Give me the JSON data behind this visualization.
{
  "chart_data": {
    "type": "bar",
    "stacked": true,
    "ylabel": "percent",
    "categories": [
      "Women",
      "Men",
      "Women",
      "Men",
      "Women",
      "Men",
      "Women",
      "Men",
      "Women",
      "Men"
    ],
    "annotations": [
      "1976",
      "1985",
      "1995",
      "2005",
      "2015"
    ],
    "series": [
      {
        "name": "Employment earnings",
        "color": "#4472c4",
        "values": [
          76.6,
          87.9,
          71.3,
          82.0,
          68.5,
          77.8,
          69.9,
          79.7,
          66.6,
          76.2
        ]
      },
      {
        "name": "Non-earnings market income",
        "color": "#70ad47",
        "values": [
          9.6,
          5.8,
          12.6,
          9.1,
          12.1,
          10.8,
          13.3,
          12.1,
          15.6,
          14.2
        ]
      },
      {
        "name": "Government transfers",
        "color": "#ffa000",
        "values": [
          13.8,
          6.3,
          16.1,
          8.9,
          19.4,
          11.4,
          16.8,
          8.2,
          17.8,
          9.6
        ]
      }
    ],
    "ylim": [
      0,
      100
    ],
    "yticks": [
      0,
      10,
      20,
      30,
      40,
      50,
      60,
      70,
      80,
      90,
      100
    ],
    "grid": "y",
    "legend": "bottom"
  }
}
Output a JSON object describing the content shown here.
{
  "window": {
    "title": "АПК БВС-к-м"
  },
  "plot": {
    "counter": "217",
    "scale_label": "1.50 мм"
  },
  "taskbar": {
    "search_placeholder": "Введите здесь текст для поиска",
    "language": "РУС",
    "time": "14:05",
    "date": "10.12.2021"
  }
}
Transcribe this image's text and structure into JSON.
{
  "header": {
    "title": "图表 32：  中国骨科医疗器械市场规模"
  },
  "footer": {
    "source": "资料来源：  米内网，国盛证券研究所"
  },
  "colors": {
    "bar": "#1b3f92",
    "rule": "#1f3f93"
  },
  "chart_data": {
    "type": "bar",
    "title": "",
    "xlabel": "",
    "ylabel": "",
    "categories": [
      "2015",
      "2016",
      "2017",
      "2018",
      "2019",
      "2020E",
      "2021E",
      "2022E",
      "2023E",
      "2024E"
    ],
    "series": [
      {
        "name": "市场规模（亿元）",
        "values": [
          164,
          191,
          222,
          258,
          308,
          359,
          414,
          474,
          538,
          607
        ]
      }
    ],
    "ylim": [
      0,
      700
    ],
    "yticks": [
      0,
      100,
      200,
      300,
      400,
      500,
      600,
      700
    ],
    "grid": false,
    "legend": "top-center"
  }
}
★ ★ ★ ★ ★
Job ▸ Using the records given above, list every line that includes the word "JSON".

Solution for this exercise ▸
Give me the JSON data behind this visualization.
Output a JSON object describing the content shown here.
Transcribe this image's text and structure into JSON.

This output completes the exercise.